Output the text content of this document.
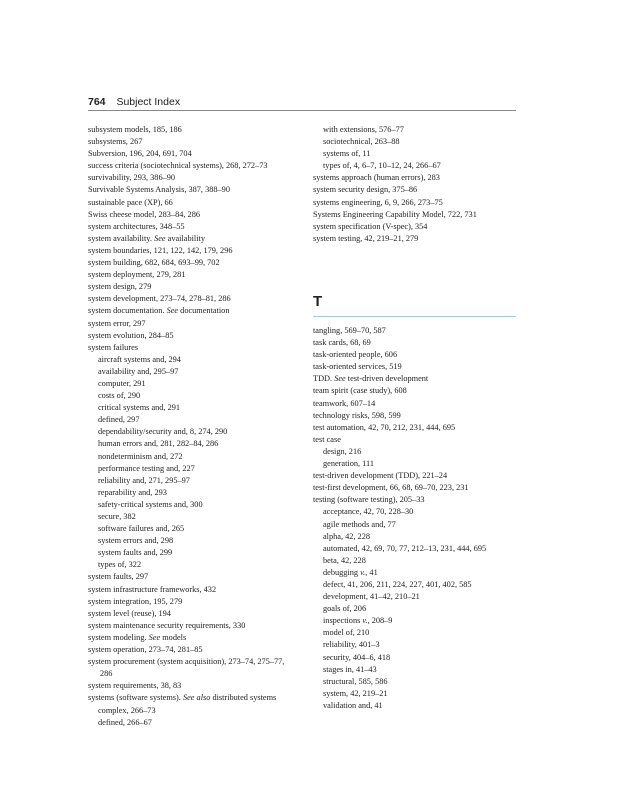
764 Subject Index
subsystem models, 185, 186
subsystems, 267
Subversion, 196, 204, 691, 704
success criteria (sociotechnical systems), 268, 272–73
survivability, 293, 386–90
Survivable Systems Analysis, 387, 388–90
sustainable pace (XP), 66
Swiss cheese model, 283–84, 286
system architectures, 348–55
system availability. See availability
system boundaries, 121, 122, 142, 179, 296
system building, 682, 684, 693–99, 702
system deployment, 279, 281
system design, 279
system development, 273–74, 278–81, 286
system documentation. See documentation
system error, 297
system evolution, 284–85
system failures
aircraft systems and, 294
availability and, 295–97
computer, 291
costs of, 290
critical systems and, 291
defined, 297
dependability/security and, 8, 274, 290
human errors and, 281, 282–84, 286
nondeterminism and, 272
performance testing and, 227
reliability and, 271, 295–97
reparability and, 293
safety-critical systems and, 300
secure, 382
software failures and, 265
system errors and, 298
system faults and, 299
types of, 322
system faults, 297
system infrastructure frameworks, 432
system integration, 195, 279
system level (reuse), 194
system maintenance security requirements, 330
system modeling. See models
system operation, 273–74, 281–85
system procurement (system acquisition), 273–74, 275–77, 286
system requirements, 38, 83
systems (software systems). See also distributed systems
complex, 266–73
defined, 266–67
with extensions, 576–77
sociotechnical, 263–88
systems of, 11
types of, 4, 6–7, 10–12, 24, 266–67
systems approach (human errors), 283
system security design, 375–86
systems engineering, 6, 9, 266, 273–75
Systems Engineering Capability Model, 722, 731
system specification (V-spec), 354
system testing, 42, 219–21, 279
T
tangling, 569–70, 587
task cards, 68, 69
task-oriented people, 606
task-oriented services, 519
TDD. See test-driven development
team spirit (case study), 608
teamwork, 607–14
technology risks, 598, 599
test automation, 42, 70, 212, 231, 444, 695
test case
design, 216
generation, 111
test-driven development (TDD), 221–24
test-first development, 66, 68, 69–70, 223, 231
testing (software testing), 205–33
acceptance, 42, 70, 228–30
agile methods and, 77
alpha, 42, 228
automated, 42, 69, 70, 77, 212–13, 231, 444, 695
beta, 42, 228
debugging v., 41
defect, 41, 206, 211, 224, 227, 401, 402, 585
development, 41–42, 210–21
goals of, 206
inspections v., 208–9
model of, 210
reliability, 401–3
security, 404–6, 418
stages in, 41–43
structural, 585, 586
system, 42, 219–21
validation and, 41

◇ ◇ ◇ ◇ ◇

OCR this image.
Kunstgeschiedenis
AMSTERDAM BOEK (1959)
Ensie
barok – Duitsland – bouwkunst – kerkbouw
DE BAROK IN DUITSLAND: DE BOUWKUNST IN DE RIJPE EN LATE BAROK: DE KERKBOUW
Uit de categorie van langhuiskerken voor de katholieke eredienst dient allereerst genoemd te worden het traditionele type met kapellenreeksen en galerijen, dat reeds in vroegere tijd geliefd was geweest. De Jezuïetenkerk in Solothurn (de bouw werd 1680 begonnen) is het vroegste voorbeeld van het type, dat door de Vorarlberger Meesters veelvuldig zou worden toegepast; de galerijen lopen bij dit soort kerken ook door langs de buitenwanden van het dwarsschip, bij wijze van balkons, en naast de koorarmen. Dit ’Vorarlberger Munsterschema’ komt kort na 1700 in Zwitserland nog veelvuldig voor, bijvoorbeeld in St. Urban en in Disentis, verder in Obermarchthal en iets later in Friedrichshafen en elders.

◇ ◇ ◇ ◇ ◇

▶ WHAT IS REQUIRED: Pull out all lines of the data with the string "failures".

▶ TASK RESPONSE:
system failures
software failures and, 265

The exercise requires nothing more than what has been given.